Give the entries again exactly, every one of them.

>> START Entries supplied

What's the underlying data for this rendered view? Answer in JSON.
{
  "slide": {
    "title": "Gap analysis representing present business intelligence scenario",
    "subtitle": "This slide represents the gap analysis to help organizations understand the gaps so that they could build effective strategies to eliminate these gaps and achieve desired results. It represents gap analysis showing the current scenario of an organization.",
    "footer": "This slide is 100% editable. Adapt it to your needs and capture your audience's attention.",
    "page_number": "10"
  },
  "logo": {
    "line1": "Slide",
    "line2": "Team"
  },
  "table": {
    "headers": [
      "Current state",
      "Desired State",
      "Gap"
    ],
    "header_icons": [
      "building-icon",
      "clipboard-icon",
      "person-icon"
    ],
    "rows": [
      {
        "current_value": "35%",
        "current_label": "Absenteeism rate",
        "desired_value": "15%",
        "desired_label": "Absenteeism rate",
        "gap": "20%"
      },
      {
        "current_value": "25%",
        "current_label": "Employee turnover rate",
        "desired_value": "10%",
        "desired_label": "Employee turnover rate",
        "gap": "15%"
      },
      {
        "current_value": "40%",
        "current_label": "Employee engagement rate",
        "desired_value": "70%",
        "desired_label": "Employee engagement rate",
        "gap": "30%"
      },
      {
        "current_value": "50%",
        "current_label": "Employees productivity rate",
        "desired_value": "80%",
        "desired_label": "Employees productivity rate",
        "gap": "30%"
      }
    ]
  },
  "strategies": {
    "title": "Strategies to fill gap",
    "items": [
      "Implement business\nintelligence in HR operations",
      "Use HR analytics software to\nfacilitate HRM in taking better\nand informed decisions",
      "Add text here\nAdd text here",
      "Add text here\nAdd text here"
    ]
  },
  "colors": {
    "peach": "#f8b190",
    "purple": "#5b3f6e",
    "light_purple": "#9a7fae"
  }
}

>> END Entries supplied

Task solution =>
What's the underlying data for this rendered view? Answer in JSON.
{
  "slide": {
    "title": "Gap analysis representing present business intelligence scenario",
    "subtitle": "This slide represents the gap analysis to help organizations understand the gaps so that they could build effective strategies to eliminate these gaps and achieve desired results. It represents gap analysis showing the current scenario of an organization.",
    "footer": "This slide is 100% editable. Adapt it to your needs and capture your audience's attention.",
    "page_number": "10"
  },
  "logo": {
    "line1": "Slide",
    "line2": "Team"
  },
  "table": {
    "headers": [
      "Current state",
      "Desired State",
      "Gap"
    ],
    "header_icons": [
      "building-icon",
      "clipboard-icon",
      "person-icon"
    ],
    "rows": [
      {
        "current_value": "35%",
        "current_label": "Absenteeism rate",
        "desired_value": "15%",
        "desired_label": "Absenteeism rate",
        "gap": "20%"
      },
      {
        "current_value": "25%",
        "current_label": "Employee turnover rate",
        "desired_value": "10%",
        "desired_label": "Employee turnover rate",
        "gap": "15%"
      },
      {
        "current_value": "40%",
        "current_label": "Employee engagement rate",
        "desired_value": "70%",
        "desired_label": "Employee engagement rate",
        "gap": "30%"
      },
      {
        "current_value": "50%",
        "current_label": "Employees productivity rate",
        "desired_value": "80%",
        "desired_label": "Employees productivity rate",
        "gap": "30%"
      }
    ]
  },
  "strategies": {
    "title": "Strategies to fill gap",
    "items": [
      "Implement business\nintelligence in HR operations",
      "Use HR analytics software to\nfacilitate HRM in taking better\nand informed decisions",
      "Add text here\nAdd text here",
      "Add text here\nAdd text here"
    ]
  },
  "colors": {
    "peach": "#f8b190",
    "purple": "#5b3f6e",
    "light_purple": "#9a7fae"
  }
}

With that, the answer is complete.